> _WHAT IS NEEDED_: All lines featuring the string "grid" are to be listed.

### MATERIAL SUPPLIED ###

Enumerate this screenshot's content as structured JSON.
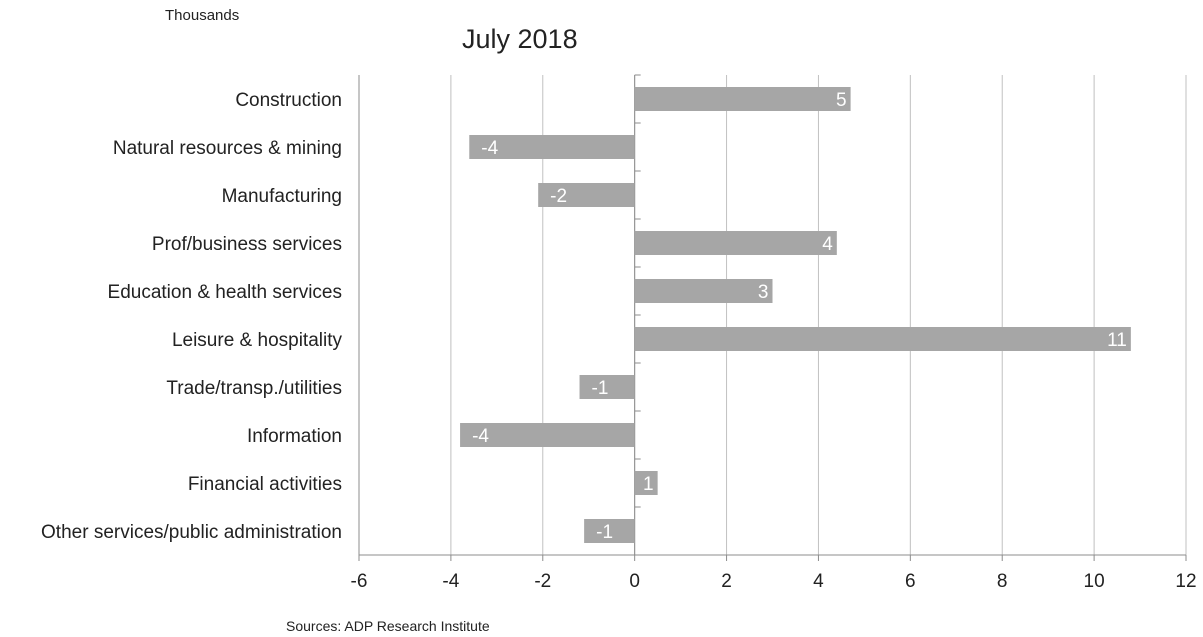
{
  "header": {
    "units": "Thousands",
    "title": "July 2018"
  },
  "footer": {
    "source": "Sources: ADP Research Institute"
  },
  "colors": {
    "bar": "#a6a6a6",
    "grid": "#c0c0c0",
    "axis": "#8c8c8c",
    "data_label": "#ffffff"
  },
  "chart_data": {
    "type": "bar",
    "orientation": "horizontal",
    "title": "July 2018",
    "unit_label": "Thousands",
    "categories": [
      "Construction",
      "Natural resources & mining",
      "Manufacturing",
      "Prof/business services",
      "Education & health services",
      "Leisure & hospitality",
      "Trade/transp./utilities",
      "Information",
      "Financial activities",
      "Other services/public administration"
    ],
    "values": [
      4.7,
      -3.6,
      -2.1,
      4.4,
      3.0,
      10.8,
      -1.2,
      -3.8,
      0.5,
      -1.1
    ],
    "data_labels": [
      "5",
      "-4",
      "-2",
      "4",
      "3",
      "11",
      "-1",
      "-4",
      "1",
      "-1"
    ],
    "xlim": [
      -6,
      12
    ],
    "xticks": [
      "-6",
      "-4",
      "-2",
      "0",
      "2",
      "4",
      "6",
      "8",
      "10",
      "12"
    ],
    "grid": true,
    "legend": "none"
  }
}
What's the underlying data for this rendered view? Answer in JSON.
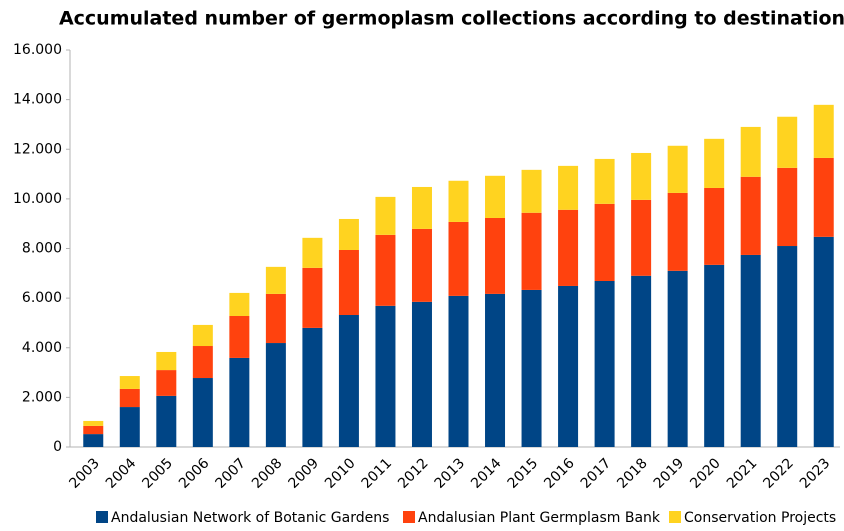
{
  "chart_data": {
    "type": "bar",
    "stacked": true,
    "title": "Accumulated number of germoplasm collections according to destination",
    "categories": [
      "2003",
      "2004",
      "2005",
      "2006",
      "2007",
      "2008",
      "2009",
      "2010",
      "2011",
      "2012",
      "2013",
      "2014",
      "2015",
      "2016",
      "2017",
      "2018",
      "2019",
      "2020",
      "2021",
      "2022",
      "2023"
    ],
    "series": [
      {
        "name": "Andalusian Network of Botanic Gardens",
        "color": "#004586",
        "values": [
          520,
          1610,
          2060,
          2780,
          3590,
          4190,
          4800,
          5320,
          5690,
          5850,
          6090,
          6170,
          6330,
          6490,
          6690,
          6900,
          7100,
          7340,
          7740,
          8100,
          8470
        ]
      },
      {
        "name": "Andalusian Plant Germplasm Bank",
        "color": "#ff420e",
        "values": [
          330,
          730,
          1040,
          1290,
          1690,
          1980,
          2420,
          2620,
          2860,
          2940,
          2980,
          3060,
          3110,
          3070,
          3110,
          3060,
          3140,
          3100,
          3150,
          3150,
          3180
        ]
      },
      {
        "name": "Conservation Projects",
        "color": "#ffd320",
        "values": [
          200,
          520,
          730,
          850,
          930,
          1090,
          1210,
          1250,
          1530,
          1690,
          1660,
          1700,
          1730,
          1770,
          1810,
          1890,
          1900,
          1980,
          2010,
          2060,
          2140
        ]
      }
    ],
    "ylim": [
      0,
      16000
    ],
    "yticks": [
      0,
      {
        "value": 2000,
        "label": "2.000"
      },
      {
        "value": 4000,
        "label": "4.000"
      },
      {
        "value": 6000,
        "label": "6.000"
      },
      {
        "value": 8000,
        "label": "8.000"
      },
      {
        "value": 10000,
        "label": "10.000"
      },
      {
        "value": 12000,
        "label": "12.000"
      },
      {
        "value": 14000,
        "label": "14.000"
      },
      {
        "value": 16000,
        "label": "16.000"
      }
    ],
    "grid": false,
    "legend": "bottom"
  }
}
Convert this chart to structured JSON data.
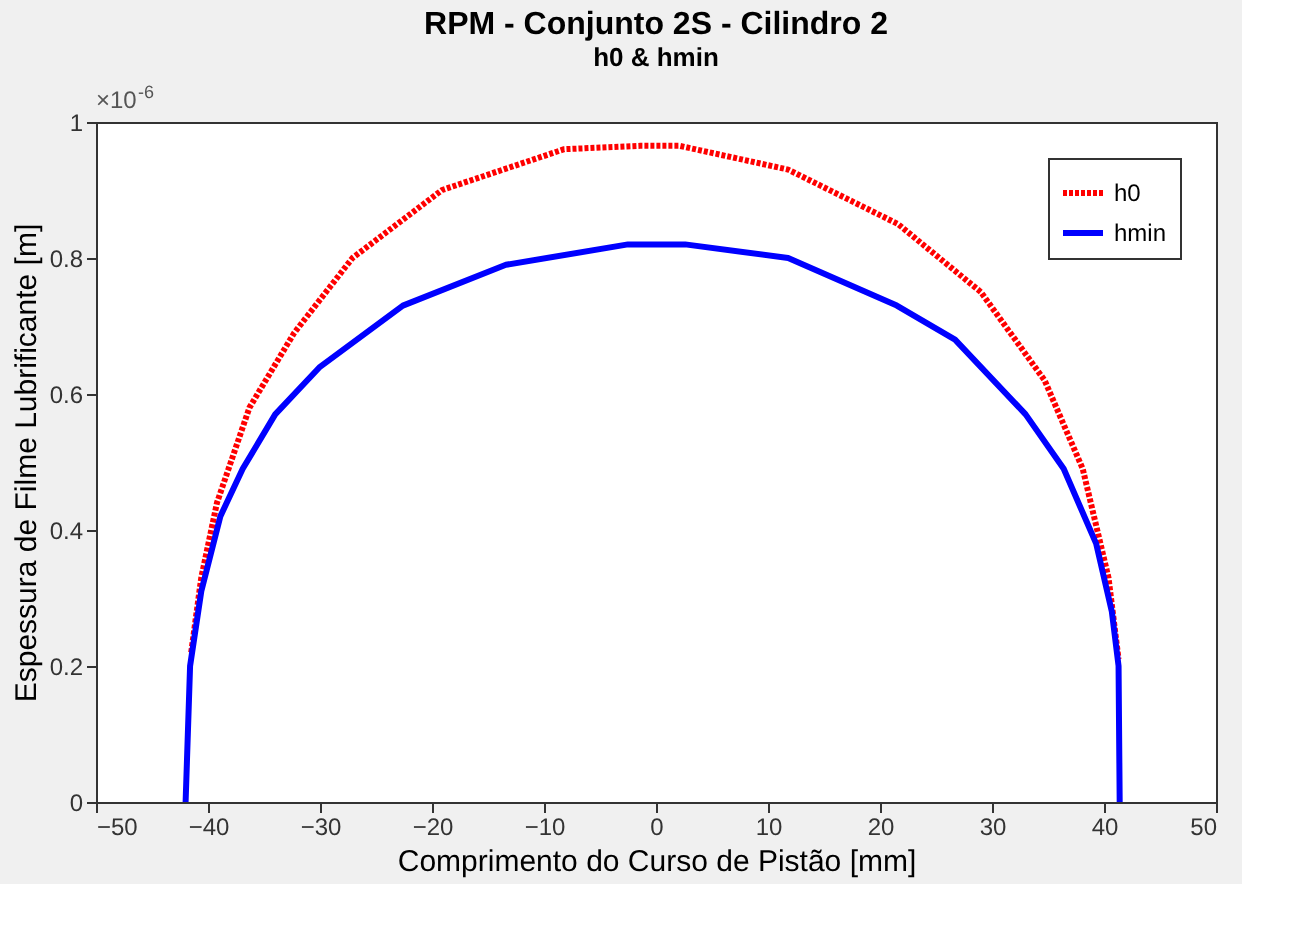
{
  "chart_data": {
    "type": "line",
    "title": "RPM - Conjunto 2S - Cilindro 2",
    "subtitle": "h0 & hmin",
    "xlabel": "Comprimento do Curso de Pistão [mm]",
    "ylabel": "Espessura de Filme Lubrificante [m]",
    "annotations": [
      "×10$^{-6}$"
    ],
    "xlim": [
      -50,
      50
    ],
    "xticks": [
      -50,
      -40,
      -30,
      -20,
      -10,
      0,
      10,
      20,
      30,
      40,
      50
    ],
    "ylim": [
      0,
      1
    ],
    "yticks": [
      0,
      0.2,
      0.4,
      0.6,
      0.8,
      1
    ],
    "grid": false,
    "legend": "top right",
    "marker": "none",
    "series": [
      {
        "name": "h0",
        "color": "#ff0000",
        "line_style": "dotted",
        "x": [
          -41.5,
          -40.6,
          -39.2,
          -36.3,
          -32.3,
          -27.1,
          -19.1,
          -8.2,
          -1.4,
          2.1,
          11.8,
          21.6,
          29.0,
          34.7,
          38.1,
          40.4,
          41.3
        ],
        "values": [
          0.22,
          0.33,
          0.44,
          0.58,
          0.69,
          0.8,
          0.9,
          0.96,
          0.965,
          0.965,
          0.93,
          0.85,
          0.75,
          0.62,
          0.49,
          0.33,
          0.21
        ]
      },
      {
        "name": "hmin",
        "color": "#0000ff",
        "line_style": "solid",
        "x": [
          -42.0,
          -41.6,
          -40.6,
          -38.9,
          -36.9,
          -34.0,
          -30.0,
          -22.6,
          -13.4,
          -2.5,
          2.6,
          11.8,
          21.5,
          26.7,
          33.0,
          36.4,
          39.3,
          40.7,
          41.3,
          41.4
        ],
        "values": [
          0,
          0.2,
          0.31,
          0.42,
          0.49,
          0.57,
          0.64,
          0.73,
          0.79,
          0.82,
          0.82,
          0.8,
          0.73,
          0.68,
          0.57,
          0.49,
          0.38,
          0.28,
          0.2,
          0
        ]
      }
    ]
  }
}
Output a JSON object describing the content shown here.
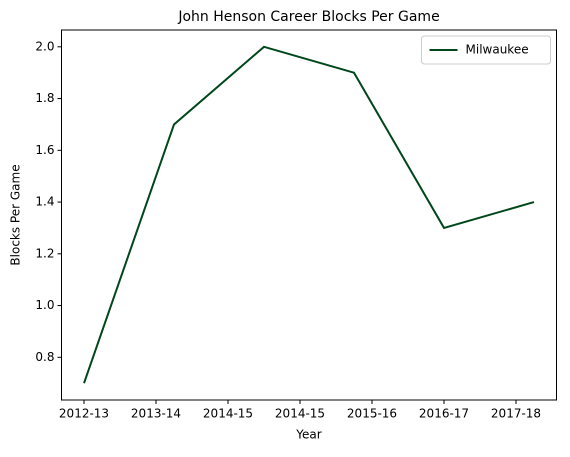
{
  "chart_data": {
    "type": "line",
    "title": "John Henson  Career Blocks Per Game",
    "xlabel": "Year",
    "ylabel": "Blocks Per Game",
    "x": [
      0,
      1,
      2,
      3,
      4,
      5
    ],
    "series": [
      {
        "name": "Milwaukee",
        "color": "#00471b",
        "values": [
          0.7,
          1.7,
          2.0,
          1.9,
          1.3,
          1.4
        ]
      }
    ],
    "xlim": [
      -0.25,
      5.25
    ],
    "xticks": [
      {
        "value": 0,
        "label": "2012-13"
      },
      {
        "value": 0.8,
        "label": "2013-14"
      },
      {
        "value": 1.6,
        "label": "2014-15"
      },
      {
        "value": 2.4,
        "label": "2014-15"
      },
      {
        "value": 3.2,
        "label": "2015-16"
      },
      {
        "value": 4.0,
        "label": "2016-17"
      },
      {
        "value": 4.8,
        "label": "2017-18"
      }
    ],
    "ylim": [
      0.635,
      2.065
    ],
    "yticks": [
      {
        "value": 0.8,
        "label": "0.8"
      },
      {
        "value": 1.0,
        "label": "1.0"
      },
      {
        "value": 1.2,
        "label": "1.2"
      },
      {
        "value": 1.4,
        "label": "1.4"
      },
      {
        "value": 1.6,
        "label": "1.6"
      },
      {
        "value": 1.8,
        "label": "1.8"
      },
      {
        "value": 2.0,
        "label": "2.0"
      }
    ],
    "legend": "upper right"
  }
}
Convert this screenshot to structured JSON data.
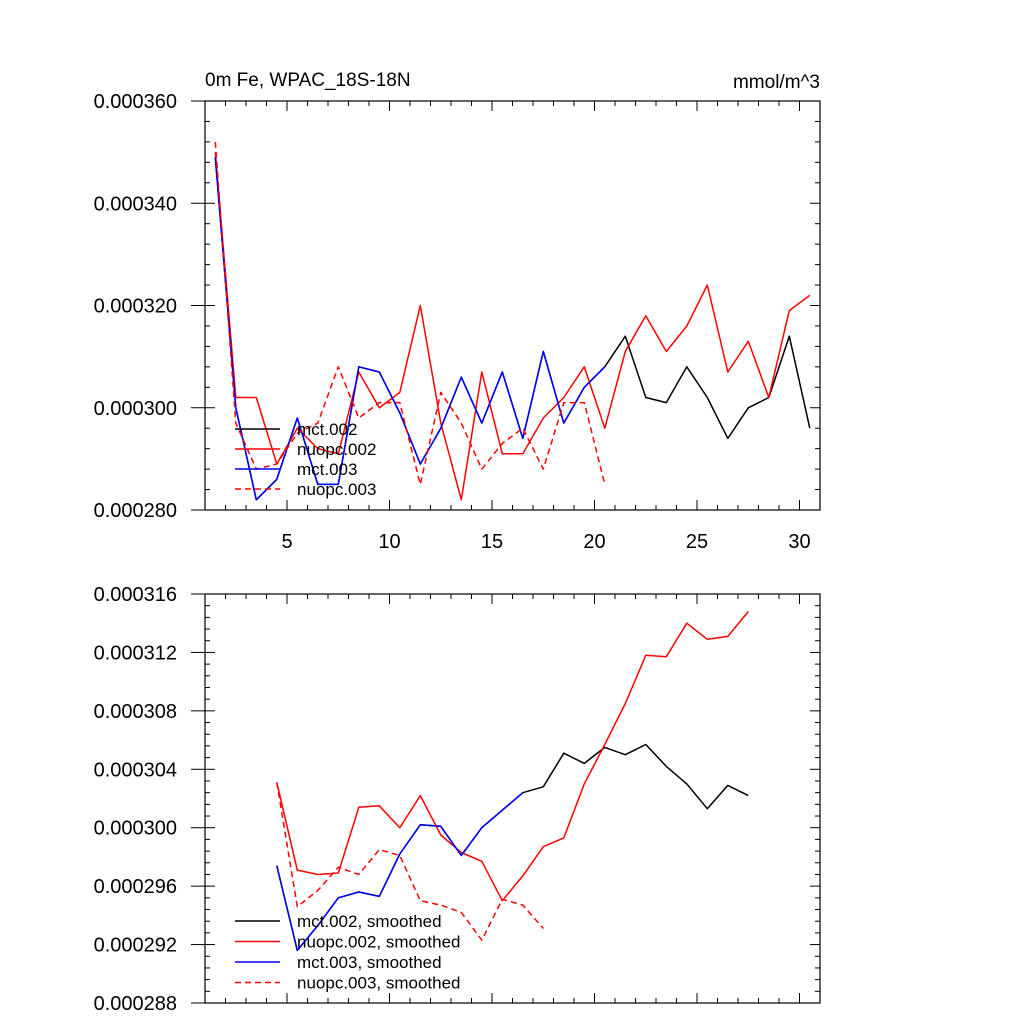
{
  "chart_data": [
    {
      "type": "line",
      "title": "0m Fe, WPAC_18S-18N",
      "units": "mmol/m^3",
      "xlim": [
        1,
        31
      ],
      "ylim": [
        0.00028,
        0.00036
      ],
      "xticks": [
        5,
        10,
        15,
        20,
        25,
        30
      ],
      "xtick_labels": [
        "5",
        "10",
        "15",
        "20",
        "25",
        "30"
      ],
      "yticks": [
        0.00028,
        0.0003,
        0.00032,
        0.00034,
        0.00036
      ],
      "ytick_labels": [
        "0.000280",
        "0.000300",
        "0.000320",
        "0.000340",
        "0.000360"
      ],
      "legend": "lower-left",
      "series": [
        {
          "name": "mct.002",
          "color": "#000000",
          "dash": false,
          "x": [
            1.5,
            2.5,
            3.5,
            4.5,
            5.5,
            6.5,
            7.5,
            8.5,
            9.5,
            10.5,
            11.5,
            12.5,
            13.5,
            14.5,
            15.5,
            16.5,
            17.5,
            18.5,
            19.5,
            20.5,
            21.5,
            22.5,
            23.5,
            24.5,
            25.5,
            26.5,
            27.5,
            28.5,
            29.5,
            30.5
          ],
          "values": [
            0.000349,
            0.0003,
            0.000282,
            0.000286,
            0.000298,
            0.000285,
            0.000285,
            0.000308,
            0.000307,
            0.000299,
            0.000289,
            0.000296,
            0.000306,
            0.000297,
            0.000307,
            0.000294,
            0.000311,
            0.000297,
            0.000304,
            0.000308,
            0.000314,
            0.000302,
            0.000301,
            0.000308,
            0.000302,
            0.000294,
            0.0003,
            0.000302,
            0.000314,
            0.000296
          ]
        },
        {
          "name": "nuopc.002",
          "color": "#ff0000",
          "dash": false,
          "x": [
            1.5,
            2.5,
            3.5,
            4.5,
            5.5,
            6.5,
            7.5,
            8.5,
            9.5,
            10.5,
            11.5,
            12.5,
            13.5,
            14.5,
            15.5,
            16.5,
            17.5,
            18.5,
            19.5,
            20.5,
            21.5,
            22.5,
            23.5,
            24.5,
            25.5,
            26.5,
            27.5,
            28.5,
            29.5,
            30.5
          ],
          "values": [
            0.00035,
            0.000302,
            0.000302,
            0.000289,
            0.000296,
            0.000292,
            0.000291,
            0.000307,
            0.0003,
            0.000303,
            0.00032,
            0.000297,
            0.000282,
            0.000307,
            0.000291,
            0.000291,
            0.000298,
            0.000302,
            0.000308,
            0.000296,
            0.000311,
            0.000318,
            0.000311,
            0.000316,
            0.000324,
            0.000307,
            0.000313,
            0.000302,
            0.000319,
            0.000322
          ]
        },
        {
          "name": "mct.003",
          "color": "#0000ff",
          "dash": false,
          "x": [
            1.5,
            2.5,
            3.5,
            4.5,
            5.5,
            6.5,
            7.5,
            8.5,
            9.5,
            10.5,
            11.5,
            12.5,
            13.5,
            14.5,
            15.5,
            16.5,
            17.5,
            18.5,
            19.5,
            20.5
          ],
          "values": [
            0.000349,
            0.0003,
            0.000282,
            0.000286,
            0.000298,
            0.000285,
            0.000285,
            0.000308,
            0.000307,
            0.000299,
            0.000289,
            0.000296,
            0.000306,
            0.000297,
            0.000307,
            0.000294,
            0.000311,
            0.000297,
            0.000304,
            0.000308
          ]
        },
        {
          "name": "nuopc.003",
          "color": "#ff0000",
          "dash": true,
          "x": [
            1.5,
            2.5,
            3.5,
            4.5,
            5.5,
            6.5,
            7.5,
            8.5,
            9.5,
            10.5,
            11.5,
            12.5,
            13.5,
            14.5,
            15.5,
            16.5,
            17.5,
            18.5,
            19.5,
            20.5
          ],
          "values": [
            0.000352,
            0.000297,
            0.000288,
            0.000289,
            0.000295,
            0.000297,
            0.000308,
            0.000298,
            0.000301,
            0.000301,
            0.000285,
            0.000303,
            0.000297,
            0.000288,
            0.000293,
            0.000296,
            0.000288,
            0.000301,
            0.000301,
            0.000285
          ]
        }
      ]
    },
    {
      "type": "line",
      "title": "",
      "xlim": [
        1,
        31
      ],
      "ylim": [
        0.000288,
        0.000316
      ],
      "xticks": [
        5,
        10,
        15,
        20,
        25,
        30
      ],
      "xtick_labels": [],
      "yticks": [
        0.000288,
        0.000292,
        0.000296,
        0.0003,
        0.000304,
        0.000308,
        0.000312,
        0.000316
      ],
      "ytick_labels": [
        "0.000288",
        "0.000292",
        "0.000296",
        "0.000300",
        "0.000304",
        "0.000308",
        "0.000312",
        "0.000316"
      ],
      "legend": "lower-left",
      "series": [
        {
          "name": "mct.002, smoothed",
          "color": "#000000",
          "dash": false,
          "x": [
            4.5,
            5.5,
            6.5,
            7.5,
            8.5,
            9.5,
            10.5,
            11.5,
            12.5,
            13.5,
            14.5,
            15.5,
            16.5,
            17.5,
            18.5,
            19.5,
            20.5,
            21.5,
            22.5,
            23.5,
            24.5,
            25.5,
            26.5,
            27.5
          ],
          "values": [
            0.0002974,
            0.0002916,
            0.0002933,
            0.0002952,
            0.0002956,
            0.0002953,
            0.0002982,
            0.0003002,
            0.0003001,
            0.0002981,
            0.0003,
            0.0003012,
            0.0003024,
            0.0003028,
            0.0003051,
            0.0003044,
            0.0003055,
            0.000305,
            0.0003057,
            0.0003042,
            0.000303,
            0.0003013,
            0.0003029,
            0.0003022
          ]
        },
        {
          "name": "nuopc.002, smoothed",
          "color": "#ff0000",
          "dash": false,
          "x": [
            4.5,
            5.5,
            6.5,
            7.5,
            8.5,
            9.5,
            10.5,
            11.5,
            12.5,
            13.5,
            14.5,
            15.5,
            16.5,
            17.5,
            18.5,
            19.5,
            20.5,
            21.5,
            22.5,
            23.5,
            24.5,
            25.5,
            26.5,
            27.5
          ],
          "values": [
            0.0003031,
            0.0002971,
            0.0002968,
            0.0002969,
            0.0003014,
            0.0003015,
            0.0003,
            0.0003022,
            0.0002995,
            0.0002983,
            0.0002977,
            0.000295,
            0.0002967,
            0.0002987,
            0.0002993,
            0.000303,
            0.0003057,
            0.0003085,
            0.0003118,
            0.0003117,
            0.000314,
            0.0003129,
            0.0003131,
            0.0003148
          ]
        },
        {
          "name": "mct.003, smoothed",
          "color": "#0000ff",
          "dash": false,
          "x": [
            4.5,
            5.5,
            6.5,
            7.5,
            8.5,
            9.5,
            10.5,
            11.5,
            12.5,
            13.5,
            14.5,
            15.5,
            16.5
          ],
          "values": [
            0.0002974,
            0.0002916,
            0.0002933,
            0.0002952,
            0.0002956,
            0.0002953,
            0.0002982,
            0.0003002,
            0.0003001,
            0.0002981,
            0.0003,
            0.0003012,
            0.0003024
          ]
        },
        {
          "name": "nuopc.003, smoothed",
          "color": "#ff0000",
          "dash": true,
          "x": [
            4.5,
            5.5,
            6.5,
            7.5,
            8.5,
            9.5,
            10.5,
            11.5,
            12.5,
            13.5,
            14.5,
            15.5,
            16.5,
            17.5
          ],
          "values": [
            0.0003031,
            0.0002946,
            0.0002957,
            0.0002973,
            0.0002968,
            0.0002985,
            0.0002981,
            0.000295,
            0.0002947,
            0.0002942,
            0.0002923,
            0.0002951,
            0.0002947,
            0.0002931
          ]
        }
      ]
    }
  ]
}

###

> _WRITTEN RESPONSE_:
    "grid": "#c0c0c0",
    "grid": true,
    "grid": false,
    "grid": false,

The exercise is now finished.